=== Written request ===
Reproduce word for word the entries below, from the very first line through the line that contains "cell-date: 01 May 2025 bbox=[934, 737, 1056, 761]".

=== Provided records ===

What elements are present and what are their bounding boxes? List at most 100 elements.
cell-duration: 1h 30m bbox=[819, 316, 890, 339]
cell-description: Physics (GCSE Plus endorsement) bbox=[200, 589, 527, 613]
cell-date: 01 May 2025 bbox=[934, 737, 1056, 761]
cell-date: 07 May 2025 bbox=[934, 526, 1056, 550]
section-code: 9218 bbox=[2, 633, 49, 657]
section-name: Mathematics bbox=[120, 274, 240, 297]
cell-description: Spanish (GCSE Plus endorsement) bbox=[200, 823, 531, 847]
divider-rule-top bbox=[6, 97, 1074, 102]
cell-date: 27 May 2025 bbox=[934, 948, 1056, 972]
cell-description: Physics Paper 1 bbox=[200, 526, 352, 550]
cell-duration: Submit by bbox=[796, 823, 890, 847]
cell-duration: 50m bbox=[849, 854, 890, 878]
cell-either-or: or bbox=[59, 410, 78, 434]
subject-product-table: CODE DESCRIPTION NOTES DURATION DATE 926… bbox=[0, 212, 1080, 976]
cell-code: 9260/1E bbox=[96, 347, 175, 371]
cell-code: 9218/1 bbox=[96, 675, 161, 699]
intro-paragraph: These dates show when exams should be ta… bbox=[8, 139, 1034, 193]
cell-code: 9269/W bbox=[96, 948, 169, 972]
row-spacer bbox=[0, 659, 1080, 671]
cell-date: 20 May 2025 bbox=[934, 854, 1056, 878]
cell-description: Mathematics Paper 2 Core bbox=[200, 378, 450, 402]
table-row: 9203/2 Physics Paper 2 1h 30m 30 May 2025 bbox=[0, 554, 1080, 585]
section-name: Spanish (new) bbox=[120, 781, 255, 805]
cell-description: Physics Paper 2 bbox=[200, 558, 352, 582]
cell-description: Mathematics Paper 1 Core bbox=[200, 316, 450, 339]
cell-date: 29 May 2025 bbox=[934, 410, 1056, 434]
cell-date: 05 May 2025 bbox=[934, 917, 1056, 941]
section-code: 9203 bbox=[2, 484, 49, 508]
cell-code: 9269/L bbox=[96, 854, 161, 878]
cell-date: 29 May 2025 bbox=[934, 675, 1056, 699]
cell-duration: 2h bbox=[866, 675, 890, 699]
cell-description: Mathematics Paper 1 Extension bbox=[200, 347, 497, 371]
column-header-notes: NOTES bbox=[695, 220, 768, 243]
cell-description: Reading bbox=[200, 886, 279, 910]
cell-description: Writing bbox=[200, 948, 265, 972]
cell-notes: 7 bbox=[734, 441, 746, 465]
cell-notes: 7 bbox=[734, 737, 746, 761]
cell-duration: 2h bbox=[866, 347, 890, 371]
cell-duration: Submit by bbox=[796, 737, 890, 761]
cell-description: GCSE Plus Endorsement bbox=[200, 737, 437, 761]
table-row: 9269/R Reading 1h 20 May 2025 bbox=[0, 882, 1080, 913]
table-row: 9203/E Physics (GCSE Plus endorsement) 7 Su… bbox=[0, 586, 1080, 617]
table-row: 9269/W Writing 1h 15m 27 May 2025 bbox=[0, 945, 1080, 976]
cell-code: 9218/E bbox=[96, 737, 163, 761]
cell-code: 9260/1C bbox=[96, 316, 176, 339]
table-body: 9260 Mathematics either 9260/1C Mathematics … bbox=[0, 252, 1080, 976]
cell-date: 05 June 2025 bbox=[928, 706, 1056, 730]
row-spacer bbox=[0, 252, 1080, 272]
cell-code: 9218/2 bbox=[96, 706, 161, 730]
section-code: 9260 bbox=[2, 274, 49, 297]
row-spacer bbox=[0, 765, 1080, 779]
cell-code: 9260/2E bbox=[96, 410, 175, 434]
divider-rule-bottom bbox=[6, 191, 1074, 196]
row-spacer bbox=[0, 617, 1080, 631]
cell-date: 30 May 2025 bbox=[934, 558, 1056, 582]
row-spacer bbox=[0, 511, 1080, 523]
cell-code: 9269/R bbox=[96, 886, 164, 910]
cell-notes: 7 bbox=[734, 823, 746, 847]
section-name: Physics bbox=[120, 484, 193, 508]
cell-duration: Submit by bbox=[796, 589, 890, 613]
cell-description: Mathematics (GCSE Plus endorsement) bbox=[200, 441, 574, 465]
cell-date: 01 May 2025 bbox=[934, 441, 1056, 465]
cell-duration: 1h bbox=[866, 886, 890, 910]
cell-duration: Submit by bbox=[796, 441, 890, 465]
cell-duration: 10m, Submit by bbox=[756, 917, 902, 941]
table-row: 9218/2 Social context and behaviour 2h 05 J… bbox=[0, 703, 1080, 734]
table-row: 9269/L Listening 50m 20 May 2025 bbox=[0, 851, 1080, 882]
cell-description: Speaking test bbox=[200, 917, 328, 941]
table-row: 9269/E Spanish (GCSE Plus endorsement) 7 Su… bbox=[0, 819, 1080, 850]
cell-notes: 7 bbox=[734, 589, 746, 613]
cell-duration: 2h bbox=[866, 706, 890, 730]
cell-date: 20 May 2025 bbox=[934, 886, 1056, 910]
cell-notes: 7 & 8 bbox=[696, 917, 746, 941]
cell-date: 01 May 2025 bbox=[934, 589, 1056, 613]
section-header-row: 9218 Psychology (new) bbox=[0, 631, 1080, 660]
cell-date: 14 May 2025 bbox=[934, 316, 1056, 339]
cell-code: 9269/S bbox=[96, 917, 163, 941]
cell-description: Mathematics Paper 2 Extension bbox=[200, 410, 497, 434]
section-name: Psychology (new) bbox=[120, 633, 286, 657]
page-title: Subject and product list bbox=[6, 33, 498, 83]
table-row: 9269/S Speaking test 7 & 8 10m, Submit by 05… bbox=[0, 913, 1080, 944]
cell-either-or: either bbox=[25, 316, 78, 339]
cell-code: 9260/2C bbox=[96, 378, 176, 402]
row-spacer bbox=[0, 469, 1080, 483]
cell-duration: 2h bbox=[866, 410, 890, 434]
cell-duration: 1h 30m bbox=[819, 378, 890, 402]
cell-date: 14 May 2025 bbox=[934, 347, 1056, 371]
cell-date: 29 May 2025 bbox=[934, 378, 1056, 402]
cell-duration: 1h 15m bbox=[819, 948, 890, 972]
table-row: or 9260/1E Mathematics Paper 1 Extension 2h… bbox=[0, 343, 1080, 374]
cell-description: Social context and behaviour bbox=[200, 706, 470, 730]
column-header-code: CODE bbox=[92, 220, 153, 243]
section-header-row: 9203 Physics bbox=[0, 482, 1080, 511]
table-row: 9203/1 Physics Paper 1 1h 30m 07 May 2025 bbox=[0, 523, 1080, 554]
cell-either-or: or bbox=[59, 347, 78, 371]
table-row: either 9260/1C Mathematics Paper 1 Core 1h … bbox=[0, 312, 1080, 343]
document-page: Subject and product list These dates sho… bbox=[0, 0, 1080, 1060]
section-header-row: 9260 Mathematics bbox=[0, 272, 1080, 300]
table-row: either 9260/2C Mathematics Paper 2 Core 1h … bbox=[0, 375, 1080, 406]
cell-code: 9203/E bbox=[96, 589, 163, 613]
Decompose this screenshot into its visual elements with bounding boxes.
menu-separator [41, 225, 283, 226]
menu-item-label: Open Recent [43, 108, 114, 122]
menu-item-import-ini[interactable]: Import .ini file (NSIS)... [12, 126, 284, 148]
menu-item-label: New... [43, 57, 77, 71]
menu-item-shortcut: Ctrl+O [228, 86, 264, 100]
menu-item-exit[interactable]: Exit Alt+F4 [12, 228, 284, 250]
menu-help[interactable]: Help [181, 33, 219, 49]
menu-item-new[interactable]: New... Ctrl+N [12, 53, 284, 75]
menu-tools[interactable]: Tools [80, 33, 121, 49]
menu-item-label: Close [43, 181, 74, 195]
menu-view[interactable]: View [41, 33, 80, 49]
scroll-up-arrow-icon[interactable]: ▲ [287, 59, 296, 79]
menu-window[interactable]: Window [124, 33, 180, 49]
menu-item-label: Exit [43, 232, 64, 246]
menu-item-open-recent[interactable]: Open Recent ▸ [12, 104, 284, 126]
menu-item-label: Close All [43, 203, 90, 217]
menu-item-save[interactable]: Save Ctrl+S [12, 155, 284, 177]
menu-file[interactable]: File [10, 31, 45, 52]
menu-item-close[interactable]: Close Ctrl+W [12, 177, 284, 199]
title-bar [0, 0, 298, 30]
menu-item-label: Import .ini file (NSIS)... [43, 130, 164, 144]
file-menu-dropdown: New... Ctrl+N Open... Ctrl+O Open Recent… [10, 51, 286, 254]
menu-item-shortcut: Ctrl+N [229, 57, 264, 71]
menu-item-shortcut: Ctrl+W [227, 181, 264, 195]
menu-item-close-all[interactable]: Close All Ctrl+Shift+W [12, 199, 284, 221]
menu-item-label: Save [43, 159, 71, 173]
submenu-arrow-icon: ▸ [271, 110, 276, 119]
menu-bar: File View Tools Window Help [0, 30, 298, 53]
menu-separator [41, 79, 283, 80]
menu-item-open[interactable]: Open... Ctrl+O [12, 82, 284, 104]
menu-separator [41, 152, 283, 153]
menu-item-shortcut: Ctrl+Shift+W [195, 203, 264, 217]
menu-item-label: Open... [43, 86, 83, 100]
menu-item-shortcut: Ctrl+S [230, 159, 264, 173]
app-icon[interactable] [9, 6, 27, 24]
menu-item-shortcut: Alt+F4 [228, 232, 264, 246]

=== Finished answer ===
What elements are present and what are their bounding boxes? List at most 100 elements.
cell-duration: 1h 30m bbox=[819, 316, 890, 339]
cell-description: Physics (GCSE Plus endorsement) bbox=[200, 589, 527, 613]
cell-date: 01 May 2025 bbox=[934, 737, 1056, 761]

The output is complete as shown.